◆ **Entries supplied**
— Begin —

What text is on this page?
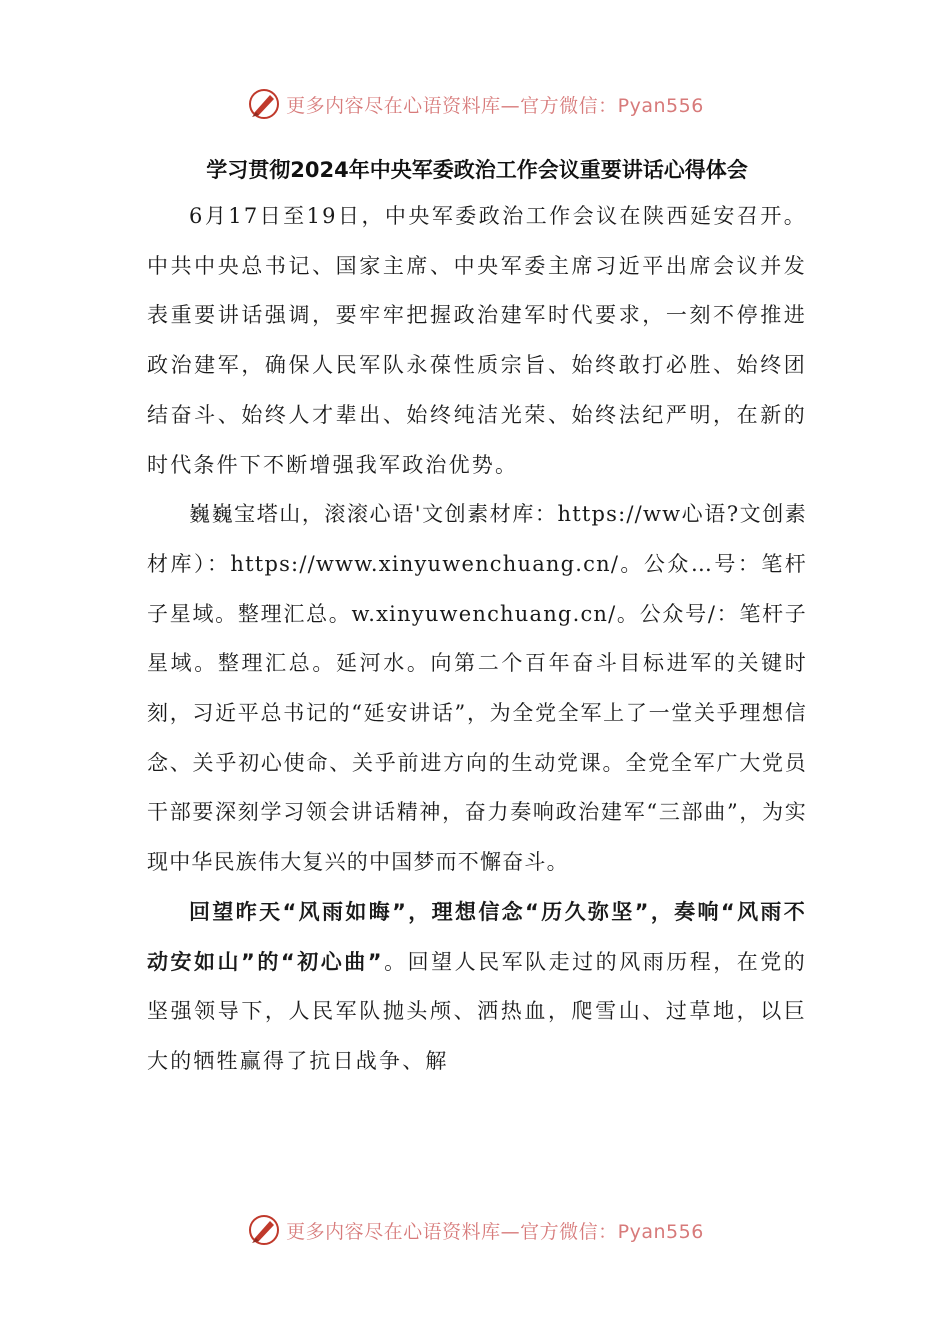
更多内容尽在心语资料库—官方微信：Pyan556
学习贯彻2024年中央军委政治工作会议重要讲话心得体会

6月17日至19日，中央军委政治工作会议在陕西延安召开。中共中央总书记、国家主席、中央军委主席习近平出席会议并发表重要讲话强调，要牢牢把握政治建军时代要求，一刻不停推进政治建军，确保人民军队永葆性质宗旨、始终敢打必胜、始终团结奋斗、始终人才辈出、始终纯洁光荣、始终法纪严明，在新的时代条件下不断增强我军政治优势。

巍巍宝塔山，滚滚心语'文创素材库：https://ww心语?文创素材库）：https://www.xinyuwenchuang.cn/。公众…号：笔杆子星域。整理汇总。w.xinyuwenchuang.cn/。公众号/：笔杆子星域。整理汇总。延河水。向第二个百年奋斗目标进军的关键时刻，习近平总书记的“延安讲话”，为全党全军上了一堂关乎理想信念、关乎初心使命、关乎前进方向的生动党课。全党全军广大党员干部要深刻学习领会讲话精神，奋力奏响政治建军“三部曲”，为实现中华民族伟大复兴的中国梦而不懈奋斗。

回望昨天“风雨如晦”，理想信念“历久弥坚”，奏响“风雨不动安如山”的“初心曲”。回望人民军队走过的风雨历程，在党的坚强领导下，人民军队抛头颅、洒热血，爬雪山、过草地，以巨大的牺牲赢得了抗日战争、解

更多内容尽在心语资料库—官方微信：Pyan556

— End —

◆ **Directive**
Print out the material word for word, omitting the pictures.

◆ **Result of the exercise**
What text is on this page?
更多内容尽在心语资料库—官方微信：Pyan556
学习贯彻2024年中央军委政治工作会议重要讲话心得体会

6月17日至19日，中央军委政治工作会议在陕西延安召开。中共中央总书记、国家主席、中央军委主席习近平出席会议并发表重要讲话强调，要牢牢把握政治建军时代要求，一刻不停推进政治建军，确保人民军队永葆性质宗旨、始终敢打必胜、始终团结奋斗、始终人才辈出、始终纯洁光荣、始终法纪严明，在新的时代条件下不断增强我军政治优势。

巍巍宝塔山，滚滚心语'文创素材库：https://ww心语?文创素材库）：https://www.xinyuwenchuang.cn/。公众…号：笔杆子星域。整理汇总。w.xinyuwenchuang.cn/。公众号/：笔杆子星域。整理汇总。延河水。向第二个百年奋斗目标进军的关键时刻，习近平总书记的“延安讲话”，为全党全军上了一堂关乎理想信念、关乎初心使命、关乎前进方向的生动党课。全党全军广大党员干部要深刻学习领会讲话精神，奋力奏响政治建军“三部曲”，为实现中华民族伟大复兴的中国梦而不懈奋斗。

回望昨天“风雨如晦”，理想信念“历久弥坚”，奏响“风雨不动安如山”的“初心曲”。回望人民军队走过的风雨历程，在党的坚强领导下，人民军队抛头颅、洒热血，爬雪山、过草地，以巨大的牺牲赢得了抗日战争、解

更多内容尽在心语资料库—官方微信：Pyan556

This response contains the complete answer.